The problem:
Determine how many lines hold "JSON" and give only that number.

[Figure content listings]

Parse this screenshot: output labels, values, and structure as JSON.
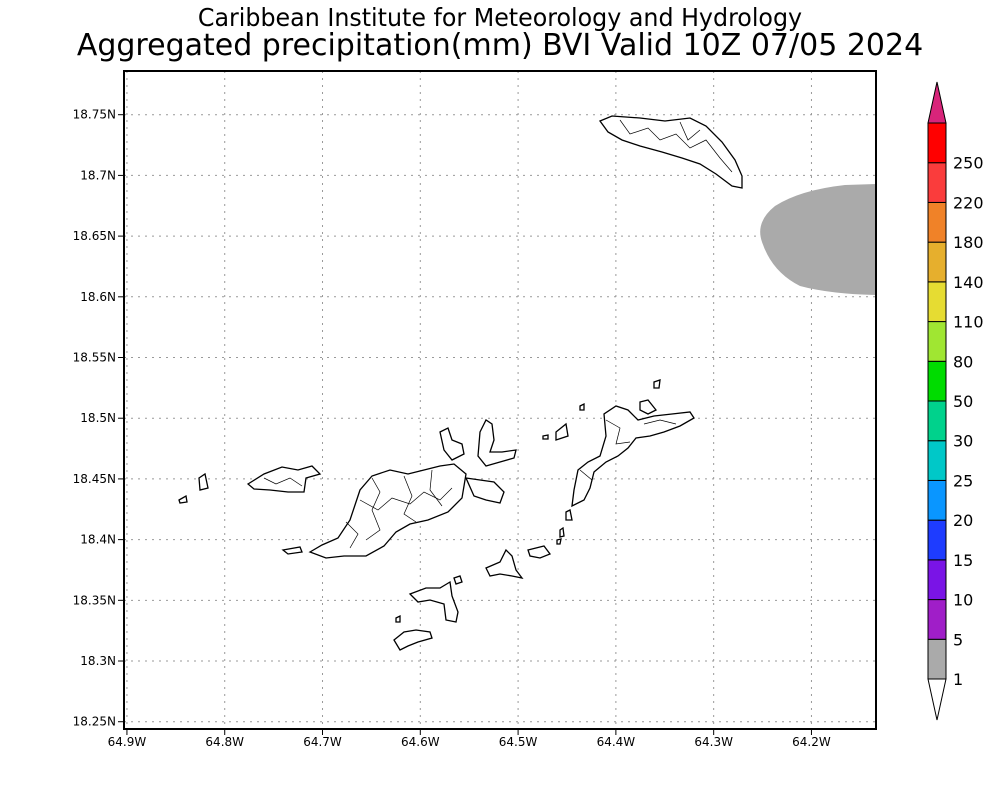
{
  "title": {
    "line1": "Caribbean Institute for Meteorology and Hydrology",
    "line2": "Aggregated precipitation(mm) BVI Valid 10Z 07/05 2024"
  },
  "map": {
    "lon_ticks": [
      "64.9W",
      "64.8W",
      "64.7W",
      "64.6W",
      "64.5W",
      "64.4W",
      "64.3W",
      "64.2W"
    ],
    "lat_ticks": [
      "18.75N",
      "18.7N",
      "18.65N",
      "18.6N",
      "18.55N",
      "18.5N",
      "18.45N",
      "18.4N",
      "18.35N",
      "18.3N",
      "18.25N"
    ],
    "lon_values": [
      -64.9,
      -64.8,
      -64.7,
      -64.6,
      -64.5,
      -64.4,
      -64.3,
      -64.2
    ],
    "lat_values": [
      18.75,
      18.7,
      18.65,
      18.6,
      18.55,
      18.5,
      18.45,
      18.4,
      18.35,
      18.3,
      18.25
    ],
    "lon_range": [
      -64.903,
      -64.134
    ],
    "lat_range": [
      18.244,
      18.786
    ],
    "gridlines": true,
    "precip_area": {
      "category": "1-5 mm",
      "color": "#aaaaaa",
      "location": "east edge near 18.6N-18.7N"
    }
  },
  "colorbar": {
    "labels": [
      "1",
      "5",
      "10",
      "15",
      "20",
      "25",
      "30",
      "50",
      "80",
      "110",
      "140",
      "180",
      "220",
      "250"
    ],
    "colors": [
      "#aaaaaa",
      "#a01ec8",
      "#7a14e6",
      "#1e3cff",
      "#0a96ff",
      "#00c8c8",
      "#00d28c",
      "#00dc00",
      "#a0e632",
      "#e6dc32",
      "#e6af2d",
      "#f08228",
      "#fa3c3c",
      "#ff0000"
    ],
    "below_color": "#ffffff",
    "above_color": "#d8247a"
  }
}
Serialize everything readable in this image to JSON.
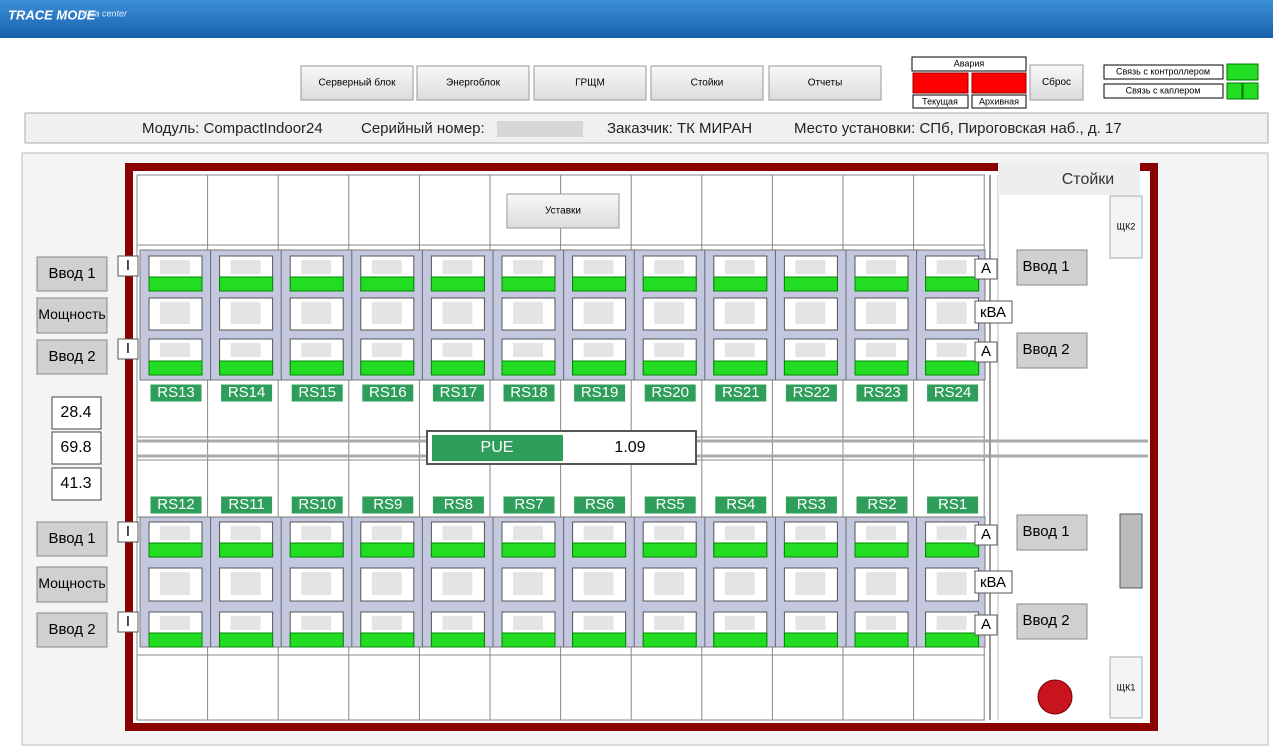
{
  "header": {
    "logo": "TRACE MODE",
    "logo_sub": "data center"
  },
  "nav": [
    "Серверный блок",
    "Энергоблок",
    "ГРЩМ",
    "Стойки",
    "Отчеты"
  ],
  "alarm": {
    "title": "Авария",
    "current": "Текущая",
    "archive": "Архивная",
    "reset": "Сброс"
  },
  "links": [
    "Связь с контроллером",
    "Связь с каплером"
  ],
  "info": {
    "module": "Модуль: CompactIndoor24",
    "serial": "Серийный номер:",
    "customer": "Заказчик:  ТК МИРАН",
    "location": "Место установки: СПб, Пироговская наб., д. 17"
  },
  "plan": {
    "setpoints": "Уставки",
    "racks_title": "Стойки",
    "shk2": "ЩК2",
    "shk1": "ЩК1",
    "current_symbol": "I",
    "amp_unit": "A",
    "power_unit": "кВА",
    "sections": [
      {
        "labels": [
          "Ввод 1",
          "Мощность",
          "Ввод 2"
        ],
        "right": [
          "Ввод 1",
          "Ввод 2"
        ],
        "racks": [
          "RS13",
          "RS14",
          "RS15",
          "RS16",
          "RS17",
          "RS18",
          "RS19",
          "RS20",
          "RS21",
          "RS22",
          "RS23",
          "RS24"
        ]
      },
      {
        "labels": [
          "Ввод 1",
          "Мощность",
          "Ввод 2"
        ],
        "right": [
          "Ввод 1",
          "Ввод 2"
        ],
        "racks": [
          "RS12",
          "RS11",
          "RS10",
          "RS9",
          "RS8",
          "RS7",
          "RS6",
          "RS5",
          "RS4",
          "RS3",
          "RS2",
          "RS1"
        ]
      }
    ],
    "readings": [
      28.4,
      69.8,
      41.3
    ],
    "pue": {
      "label": "PUE",
      "value": 1.09
    }
  }
}
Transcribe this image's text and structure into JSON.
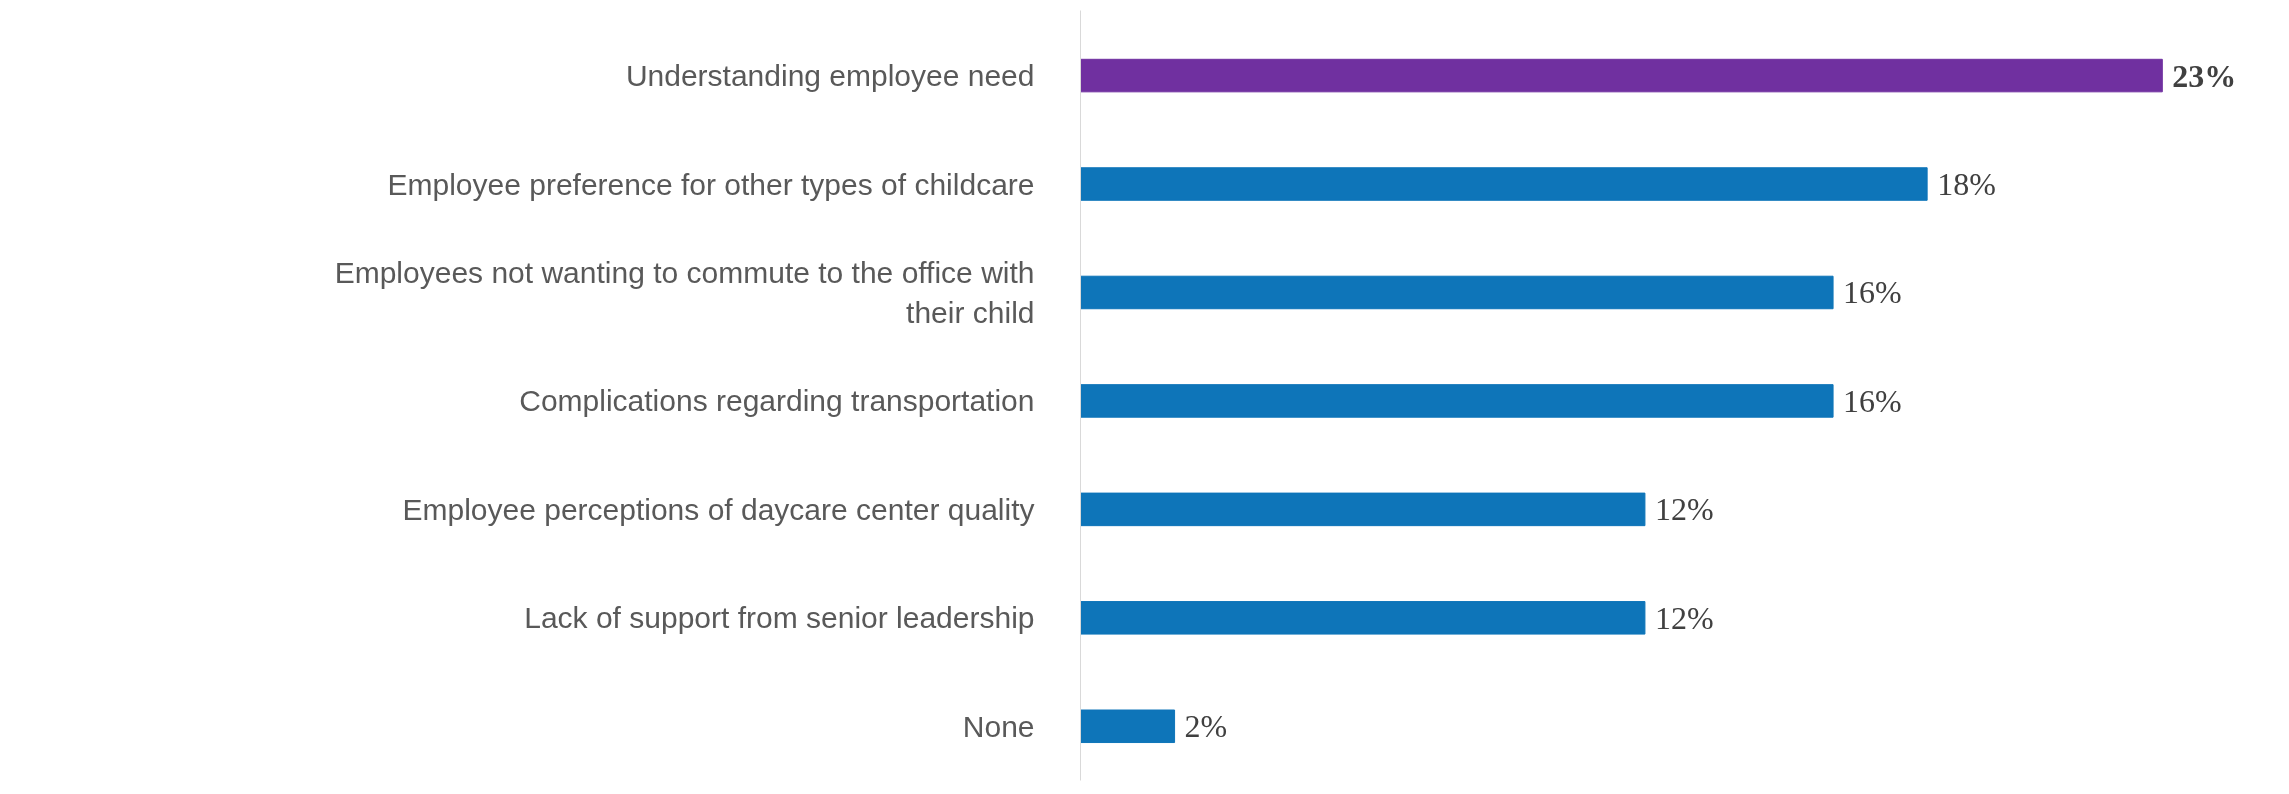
{
  "chart_data": {
    "type": "bar",
    "orientation": "horizontal",
    "categories": [
      "Understanding employee need",
      "Employee preference for other types of childcare",
      "Employees not wanting to commute to the office with their child",
      "Complications regarding transportation ",
      "Employee perceptions of daycare center quality",
      "Lack of support from senior leadership",
      "None"
    ],
    "values": [
      23,
      18,
      16,
      16,
      12,
      12,
      2
    ],
    "colors": [
      "#7030a0",
      "#0e75b9",
      "#0e75b9",
      "#0e75b9",
      "#0e75b9",
      "#0e75b9",
      "#0e75b9"
    ],
    "value_labels": [
      "23%",
      "18%",
      "16%",
      "16%",
      "12%",
      "12%",
      "2%"
    ],
    "grid": false
  }
}
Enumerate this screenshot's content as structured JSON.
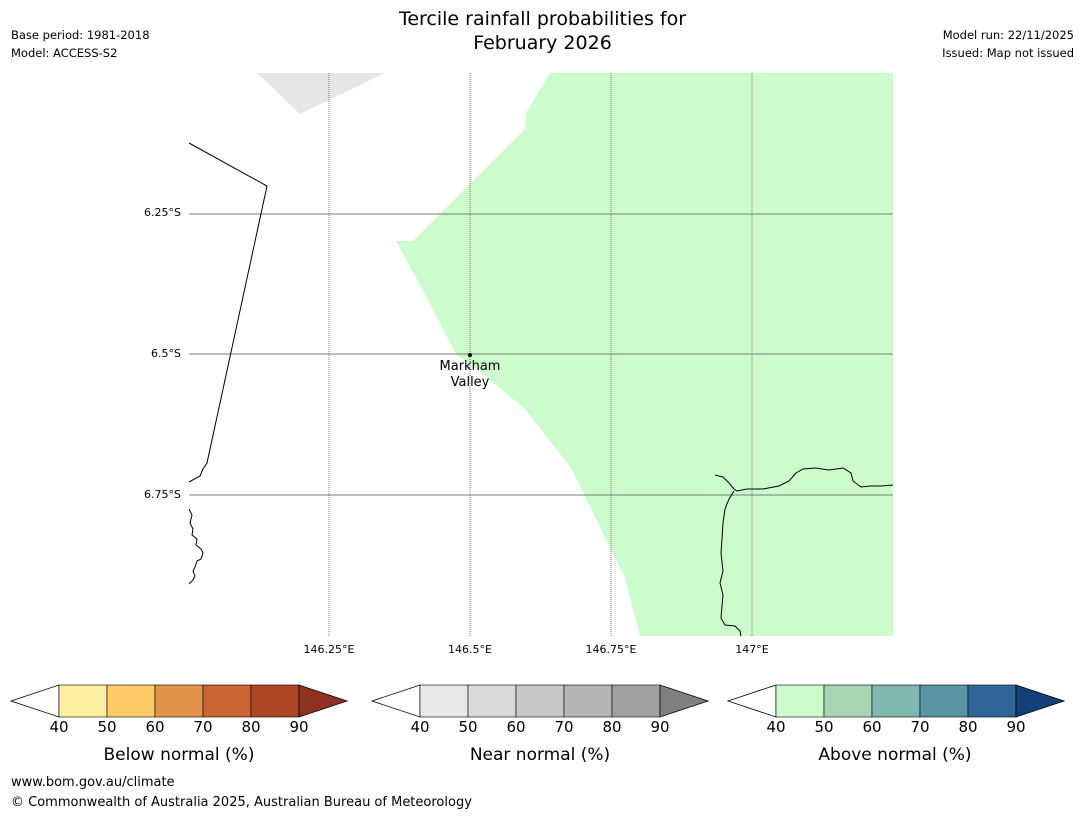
{
  "header": {
    "title_line1": "Tercile rainfall probabilities for",
    "title_line2": "February 2026",
    "base_period": "Base period: 1981-2018",
    "model": "Model: ACCESS-S2",
    "model_run": "Model run: 22/11/2025",
    "issued": "Issued: Map not issued"
  },
  "map": {
    "lat_labels": [
      "6.25°S",
      "6.5°S",
      "6.75°S"
    ],
    "lon_labels": [
      "146.25°E",
      "146.5°E",
      "146.75°E",
      "147°E"
    ],
    "location": {
      "name_line1": "Markham",
      "name_line2": "Valley"
    },
    "colors": {
      "above_40_50": "#ccfccc",
      "near_40_50": "#e6e6e6",
      "coast": "#000000",
      "grid": "#555555"
    }
  },
  "colorbars": {
    "ticks": [
      "40",
      "50",
      "60",
      "70",
      "80",
      "90"
    ],
    "below": {
      "label": "Below normal (%)",
      "colors": [
        "#fdeea0",
        "#fdcc66",
        "#e2944a",
        "#cc6534",
        "#ae4628",
        "#8e3120"
      ]
    },
    "near": {
      "label": "Near normal (%)",
      "colors": [
        "#e8e8e8",
        "#d9d9d9",
        "#c8c8c8",
        "#b5b5b5",
        "#a0a0a0",
        "#808080"
      ]
    },
    "above": {
      "label": "Above normal (%)",
      "colors": [
        "#ccfccc",
        "#a7d5b6",
        "#82b7b0",
        "#5a93a1",
        "#2f6697",
        "#113f7a"
      ]
    }
  },
  "footer": {
    "url": "www.bom.gov.au/climate",
    "copyright": "© Commonwealth of Australia 2025, Australian Bureau of Meteorology"
  }
}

The response:
4